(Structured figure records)
###

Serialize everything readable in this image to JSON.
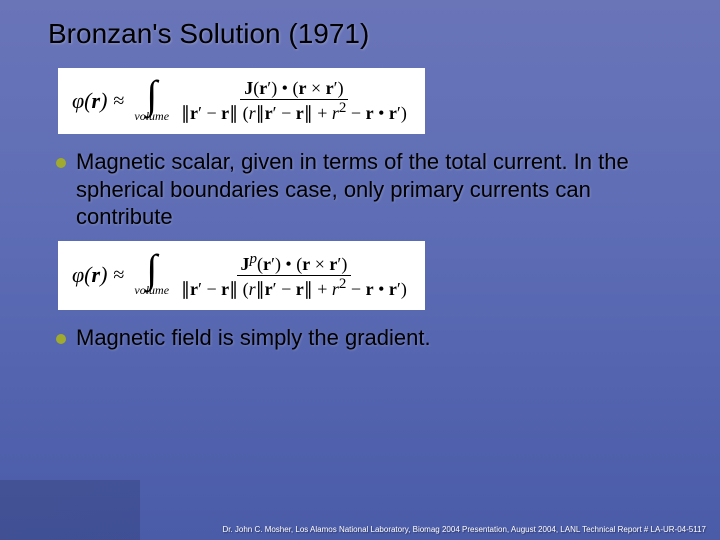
{
  "title": "Bronzan's Solution (1971)",
  "formula1": {
    "lhs": "φ(r) ≈",
    "int_label": "volume",
    "numerator": "J(r′) • (r × r′)",
    "denominator": "∥r′ − r∥ ( r ∥r′ − r∥ + r² − r • r′ )"
  },
  "bullet1": "Magnetic scalar, given in terms of the total current. In the spherical boundaries case, only primary currents can contribute",
  "formula2": {
    "lhs": "φ(r) ≈",
    "int_label": "volume",
    "numerator": "Jᵖ(r′) • (r × r′)",
    "denominator": "∥r′ − r∥ ( r ∥r′ − r∥ + r² − r • r′ )"
  },
  "bullet2": "Magnetic field is simply the gradient.",
  "footer": "Dr. John C. Mosher, Los Alamos National Laboratory,  Biomag 2004 Presentation, August 2004, LANL Technical Report # LA-UR-04-5117",
  "colors": {
    "bg_top": "#6a75b8",
    "bg_bottom": "#4a5ba8",
    "bullet": "#a0aa2e",
    "formula_bg": "#ffffff",
    "text": "#000000",
    "footer_text": "#ffffff"
  },
  "typography": {
    "title_fontsize": 28,
    "bullet_fontsize": 22,
    "formula_fontsize": 20,
    "footer_fontsize": 8
  }
}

###

• What is asked: Check each line above for the string "Magnetic", then copy the ones that have it.

• Solution:
  "bullet1": "Magnetic scalar, given in terms of the total current. In the spherical boundaries case, only primary currents can contribute",
  "bullet2": "Magnetic field is simply the gradient.",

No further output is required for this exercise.